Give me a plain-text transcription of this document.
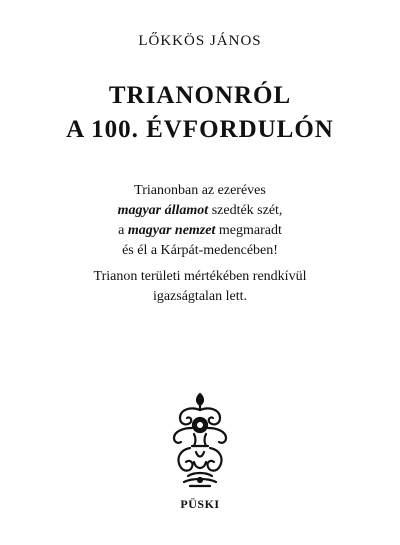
LŐKKÖS JÁNOS
TRIANONRÓL
A 100. ÉVFORDULÓN
Trianonban az ezeréves
magyar államot szedték szét,
a magyar nemzet megmaradt
és él a Kárpát-medencében!
Trianon területi mértékében rendkívül
igazságtalan lett.
PÜSKI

::::::::::

# GIVEN INSTRUCTION
The records above should be reproduced exactly, with no pictures included.

# EXERCISE SOLUTION
Give me a plain-text transcription of this document.
LŐKKÖS JÁNOS
TRIANONRÓL
A 100. ÉVFORDULÓN
Trianonban az ezeréves
magyar államot szedték szét,
a magyar nemzet megmaradt
és él a Kárpát-medencében!
Trianon területi mértékében rendkívül
igazságtalan lett.
PÜSKI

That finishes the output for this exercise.